— start of Provided data —

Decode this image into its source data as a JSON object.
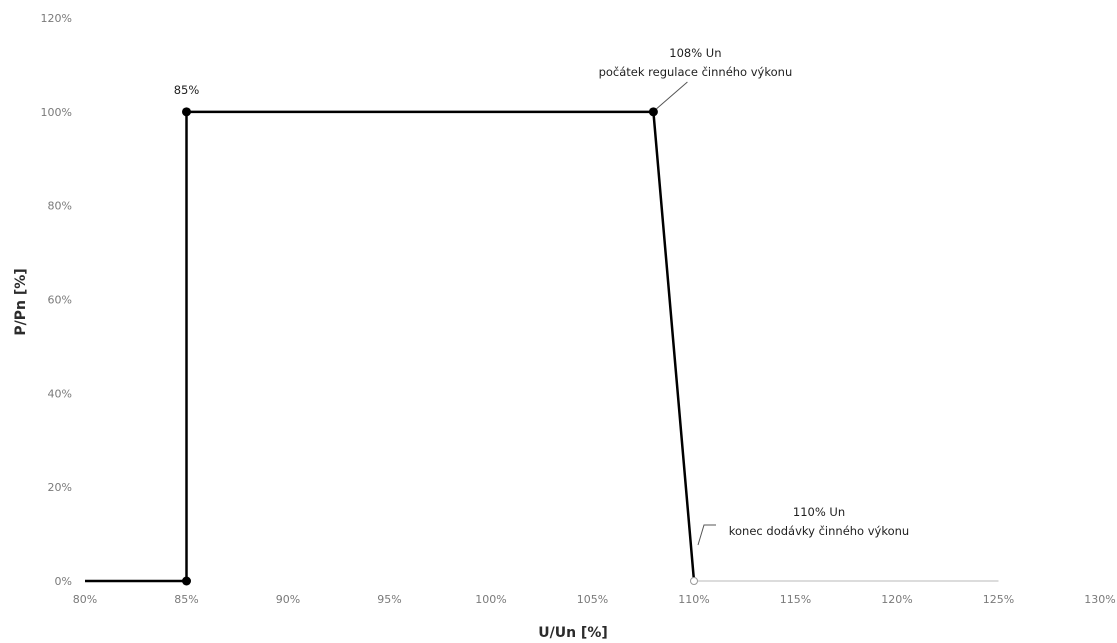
{
  "chart_data": {
    "type": "line",
    "title": "",
    "xlabel": "U/Un [%]",
    "ylabel": "P/Pn [%]",
    "xlim": [
      80,
      130
    ],
    "ylim": [
      0,
      120
    ],
    "x_ticks": [
      80,
      85,
      90,
      95,
      100,
      105,
      110,
      115,
      120,
      125,
      130
    ],
    "x_tick_labels": [
      "80%",
      "85%",
      "90%",
      "95%",
      "100%",
      "105%",
      "110%",
      "115%",
      "120%",
      "125%",
      "130%"
    ],
    "y_ticks": [
      0,
      20,
      40,
      60,
      80,
      100,
      120
    ],
    "y_tick_labels": [
      "0%",
      "20%",
      "40%",
      "60%",
      "80%",
      "100%",
      "120%"
    ],
    "grid": false,
    "legend": "none",
    "series": [
      {
        "x": [
          80,
          85,
          85,
          108,
          110
        ],
        "y": [
          0,
          0,
          100,
          100,
          0
        ],
        "color": "#000000"
      },
      {
        "x": [
          110,
          125
        ],
        "y": [
          0,
          0
        ],
        "color": "#c8c8c8"
      }
    ],
    "markers": [
      {
        "x": 85,
        "y": 0
      },
      {
        "x": 85,
        "y": 100
      },
      {
        "x": 108,
        "y": 100
      },
      {
        "x": 110,
        "y": 0,
        "hollow": true
      }
    ],
    "annotations": {
      "point_85": "85%",
      "a108_line1": "108% Un",
      "a108_line2": "počátek regulace činného výkonu",
      "a110_line1": "110% Un",
      "a110_line2": "konec dodávky činného výkonu"
    }
  }
}
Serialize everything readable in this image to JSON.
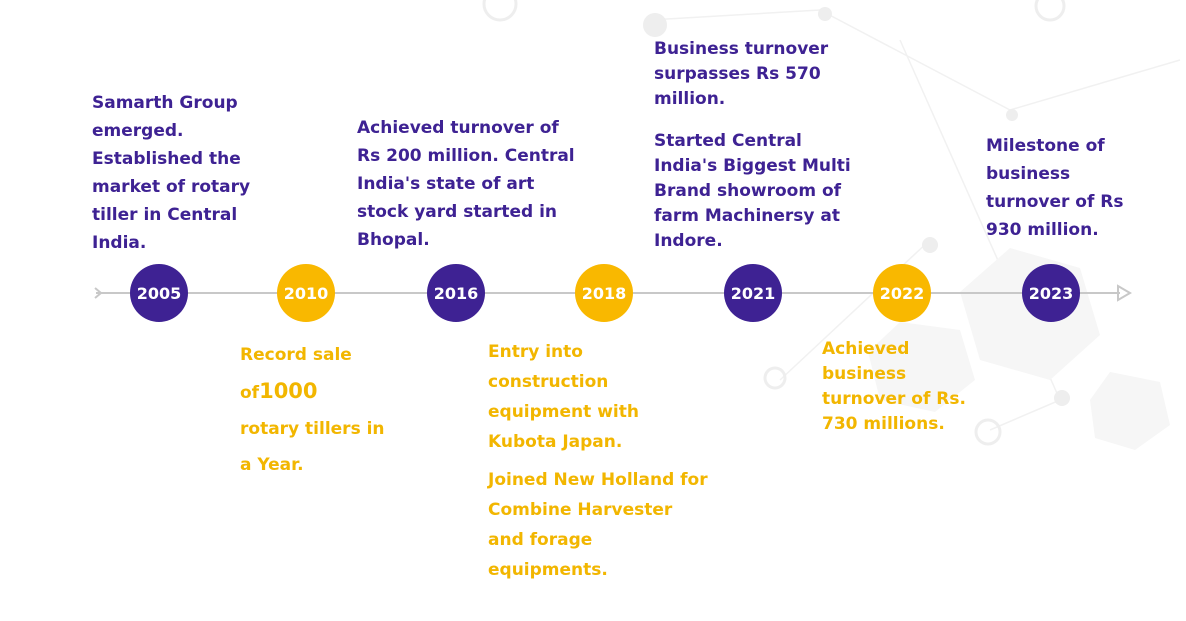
{
  "timeline": {
    "milestones": [
      {
        "year": "2005",
        "lines": [
          "Samarth Group emerged. Established the market of rotary tiller in Central India."
        ]
      },
      {
        "year": "2010",
        "record": {
          "before": "Record sale",
          "of": "of",
          "number": "1000",
          "after": "rotary tillers in a Year."
        }
      },
      {
        "year": "2016",
        "lines": [
          "Achieved turnover of Rs 200 million. Central India's state of art stock yard started in Bhopal."
        ]
      },
      {
        "year": "2018",
        "lines": [
          "Entry into construction equipment with Kubota Japan.",
          "Joined New Holland for  Combine Harvester and forage equipments."
        ]
      },
      {
        "year": "2021",
        "lines": [
          "Business turnover surpasses Rs 570 million.",
          "Started Central India's Biggest Multi Brand showroom of farm Machinersy at Indore."
        ]
      },
      {
        "year": "2022",
        "lines": [
          "Achieved business turnover of Rs. 730 millions."
        ]
      },
      {
        "year": "2023",
        "lines": [
          "Milestone of business turnover of Rs 930 million."
        ]
      }
    ],
    "colors": {
      "purple": "#3e2293",
      "yellow": "#f9b800",
      "line": "#c8c8c8"
    }
  }
}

— end of Provided data —

**Required work**
Starting with the line that holds "Serialize everything readable", retype each line through the last one in the listing above, exactly as written. Do not copy any pictures.

**Complete response**
Serialize everything readable in this image to JSON.
{
  "timeline": {
    "milestones": [
      {
        "year": "2005",
        "lines": [
          "Samarth Group emerged. Established the market of rotary tiller in Central India."
        ]
      },
      {
        "year": "2010",
        "record": {
          "before": "Record sale",
          "of": "of",
          "number": "1000",
          "after": "rotary tillers in a Year."
        }
      },
      {
        "year": "2016",
        "lines": [
          "Achieved turnover of Rs 200 million. Central India's state of art stock yard started in Bhopal."
        ]
      },
      {
        "year": "2018",
        "lines": [
          "Entry into construction equipment with Kubota Japan.",
          "Joined New Holland for  Combine Harvester and forage equipments."
        ]
      },
      {
        "year": "2021",
        "lines": [
          "Business turnover surpasses Rs 570 million.",
          "Started Central India's Biggest Multi Brand showroom of farm Machinersy at Indore."
        ]
      },
      {
        "year": "2022",
        "lines": [
          "Achieved business turnover of Rs. 730 millions."
        ]
      },
      {
        "year": "2023",
        "lines": [
          "Milestone of business turnover of Rs 930 million."
        ]
      }
    ],
    "colors": {
      "purple": "#3e2293",
      "yellow": "#f9b800",
      "line": "#c8c8c8"
    }
  }
}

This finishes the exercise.